[BEGIN]
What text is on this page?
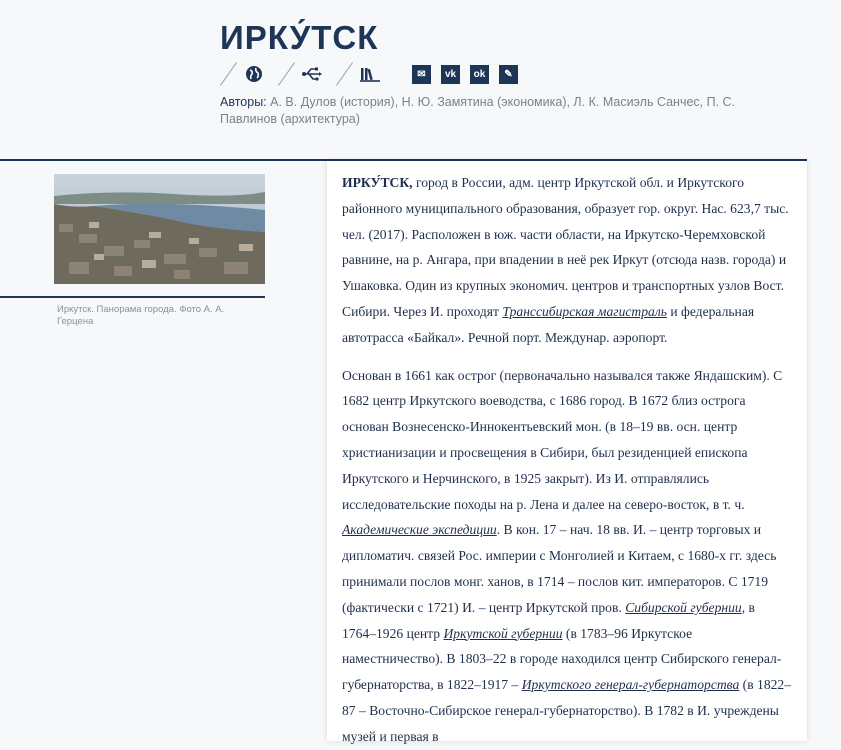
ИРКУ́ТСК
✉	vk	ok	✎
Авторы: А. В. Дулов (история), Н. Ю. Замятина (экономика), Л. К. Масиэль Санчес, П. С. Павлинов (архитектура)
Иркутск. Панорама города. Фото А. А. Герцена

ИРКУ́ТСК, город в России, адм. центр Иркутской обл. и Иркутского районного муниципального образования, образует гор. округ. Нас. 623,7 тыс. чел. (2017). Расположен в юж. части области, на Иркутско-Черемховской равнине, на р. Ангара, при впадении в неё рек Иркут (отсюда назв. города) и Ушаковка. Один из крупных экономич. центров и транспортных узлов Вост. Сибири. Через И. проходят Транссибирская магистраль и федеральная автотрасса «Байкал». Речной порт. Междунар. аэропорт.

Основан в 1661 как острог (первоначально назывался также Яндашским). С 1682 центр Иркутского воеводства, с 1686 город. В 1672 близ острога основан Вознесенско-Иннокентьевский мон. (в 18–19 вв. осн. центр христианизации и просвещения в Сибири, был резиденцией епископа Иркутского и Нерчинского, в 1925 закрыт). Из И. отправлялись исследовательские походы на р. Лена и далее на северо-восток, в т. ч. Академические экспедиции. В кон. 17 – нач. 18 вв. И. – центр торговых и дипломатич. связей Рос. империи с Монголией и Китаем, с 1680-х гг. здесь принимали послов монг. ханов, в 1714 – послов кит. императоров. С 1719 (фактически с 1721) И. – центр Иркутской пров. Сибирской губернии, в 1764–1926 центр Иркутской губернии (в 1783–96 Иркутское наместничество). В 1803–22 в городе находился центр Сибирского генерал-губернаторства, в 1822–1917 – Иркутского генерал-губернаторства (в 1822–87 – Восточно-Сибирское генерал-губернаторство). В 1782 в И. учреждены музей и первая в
[END]
Aim = Reproduce each record from above exactly; pictures do not belong in the copy.

Exercise solution =
What text is on this page?
ИРКУ́ТСК
✉	vk	ok	✎
Авторы: А. В. Дулов (история), Н. Ю. Замятина (экономика), Л. К. Масиэль Санчес, П. С. Павлинов (архитектура)
Иркутск. Панорама города. Фото А. А. Герцена

ИРКУ́ТСК, город в России, адм. центр Иркутской обл. и Иркутского районного муниципального образования, образует гор. округ. Нас. 623,7 тыс. чел. (2017). Расположен в юж. части области, на Иркутско-Черемховской равнине, на р. Ангара, при впадении в неё рек Иркут (отсюда назв. города) и Ушаковка. Один из крупных экономич. центров и транспортных узлов Вост. Сибири. Через И. проходят Транссибирская магистраль и федеральная автотрасса «Байкал». Речной порт. Междунар. аэропорт.

Основан в 1661 как острог (первоначально назывался также Яндашским). С 1682 центр Иркутского воеводства, с 1686 город. В 1672 близ острога основан Вознесенско-Иннокентьевский мон. (в 18–19 вв. осн. центр христианизации и просвещения в Сибири, был резиденцией епископа Иркутского и Нерчинского, в 1925 закрыт). Из И. отправлялись исследовательские походы на р. Лена и далее на северо-восток, в т. ч. Академические экспедиции. В кон. 17 – нач. 18 вв. И. – центр торговых и дипломатич. связей Рос. империи с Монголией и Китаем, с 1680-х гг. здесь принимали послов монг. ханов, в 1714 – послов кит. императоров. С 1719 (фактически с 1721) И. – центр Иркутской пров. Сибирской губернии, в 1764–1926 центр Иркутской губернии (в 1783–96 Иркутское наместничество). В 1803–22 в городе находился центр Сибирского генерал-губернаторства, в 1822–1917 – Иркутского генерал-губернаторства (в 1822–87 – Восточно-Сибирское генерал-губернаторство). В 1782 в И. учреждены музей и первая в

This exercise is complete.